Passage shown =
-=-=-=-=-

Remember that before the advent of ATMs, it could take a whole day for the poor man to withdraw his meagre salary from most banks and this was largely due to the corruption of the bank staff by “big men”. Before 8.30am, when some banks usually open for business, the poor man could be seen already queuing at the gates. Another queue awaits him at the sluggish security doors that groan as they open or close. Inside the bank, the mother of all queues awaits the client who wants to withdraw money. People start queuing up even before the cashiers were ready for them.

On certain days, long queues would snake all over the place in some popular bank halls and temper used to be brittle. This is because the cashiers were always few and harried. They only smiled when an affluent client who tips them generously was seen. They would ignore those in the queue to attend to such generous clients. Branch managers and other highly placed officials of some banks were the worst offenders. They used to pass behind to give cheques they had collected from their rich friends to the cashiers and within a minute, they would be cleared. Protest from those queuing patiently is like water thrown on the back of a duck. It has no effect and before the poor man knows it, he has spent the whole day at the bank.

In some months, it could take two or more stressful days before the poor man collects his paltry salary from cashiers in those pre-ATM days. One of the occasions this could happen includes when some workers, NYSC members or pensioners who have been owed many months descend on some banks after finally being paid something. Sometimes, it could be due to what the bankers call system failure. The poor man who had been pushed and shoved around all day would be told, as it was nearing his turn, that there was no more cash to pay anybody. He was usually asked to leave his passbook or cheque leaf behind and come back the next day.

-=-=-=-=-

Document understanding records
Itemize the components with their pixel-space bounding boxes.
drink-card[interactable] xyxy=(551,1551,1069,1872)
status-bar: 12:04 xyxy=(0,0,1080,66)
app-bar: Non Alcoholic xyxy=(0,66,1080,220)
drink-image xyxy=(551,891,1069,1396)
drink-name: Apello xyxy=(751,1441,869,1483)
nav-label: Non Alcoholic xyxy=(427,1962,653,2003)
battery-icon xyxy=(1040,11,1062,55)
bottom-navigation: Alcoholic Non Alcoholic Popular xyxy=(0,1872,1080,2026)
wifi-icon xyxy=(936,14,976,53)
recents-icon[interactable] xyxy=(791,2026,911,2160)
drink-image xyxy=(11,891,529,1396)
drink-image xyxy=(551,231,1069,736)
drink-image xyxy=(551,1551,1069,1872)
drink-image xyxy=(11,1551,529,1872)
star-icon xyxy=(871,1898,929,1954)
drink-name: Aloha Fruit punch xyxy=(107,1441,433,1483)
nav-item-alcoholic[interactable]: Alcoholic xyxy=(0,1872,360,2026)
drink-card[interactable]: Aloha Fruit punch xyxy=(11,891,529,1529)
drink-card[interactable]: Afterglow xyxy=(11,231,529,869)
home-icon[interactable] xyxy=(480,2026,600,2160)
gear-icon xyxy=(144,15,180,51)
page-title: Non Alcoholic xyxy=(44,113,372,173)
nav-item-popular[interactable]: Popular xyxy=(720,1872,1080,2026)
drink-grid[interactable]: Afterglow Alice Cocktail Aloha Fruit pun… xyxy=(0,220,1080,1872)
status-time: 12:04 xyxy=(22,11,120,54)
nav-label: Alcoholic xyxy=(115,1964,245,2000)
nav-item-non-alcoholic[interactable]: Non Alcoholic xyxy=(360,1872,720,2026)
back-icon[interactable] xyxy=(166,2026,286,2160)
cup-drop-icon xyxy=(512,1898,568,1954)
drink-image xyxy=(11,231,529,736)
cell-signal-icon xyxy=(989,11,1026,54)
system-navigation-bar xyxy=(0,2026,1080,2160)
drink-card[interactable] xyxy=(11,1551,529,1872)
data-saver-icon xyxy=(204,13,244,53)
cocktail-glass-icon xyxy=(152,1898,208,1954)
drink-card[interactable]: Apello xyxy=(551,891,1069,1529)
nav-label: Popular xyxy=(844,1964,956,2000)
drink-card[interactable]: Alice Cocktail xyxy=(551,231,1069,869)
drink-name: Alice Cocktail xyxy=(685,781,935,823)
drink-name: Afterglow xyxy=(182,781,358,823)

-=-=-=-=-

Assigned task =
Continue the piece about waiting in bank queues before ATMs, starting right after its last sentence.

Task output =
On getting back to his place of work the next day, some bosses would want to know why the poor man was absent throughout the previous day. Some bosses will not believe him if he says that the bank could not, due to the throng of clients, attend to him throughout the whole day. The poor man would then be reprimanded verbally if not given a written query to answer. If quantified, the physical and mental strain this wreak on the poor man as well as the loss of working hours to his establishment could be far above the ATM withdrawal charges which some vocal persons are criticising as a punishment for the poor. Even if no withdrawal was exempted from the charges, most poor persons will gladly pay the N65 when they remember their pre-ATM days’ ordeal.

Another common anomaly of some ATMs is the unwarranted seizure of users’ card. It has been observed that it is only when several users whose debit cards have been seized start complaining before bank officials become aware of malfunctioning machines. There are also too many prolonged system failures and some machines are also very slow. If critics of the new policy on cash withdrawal charges are sincere, they ought to know that these and other costly flaws of some ATMs are due to lack of qualified staff. They also ought to know that well-trained computer engineers are not cheap to come by and banks need money to hire them. In this new world where almost everything has been computerised, allowing our ATMs to malfunction because of our penchant for free things will do us more harm in the future as free oil money has been doing!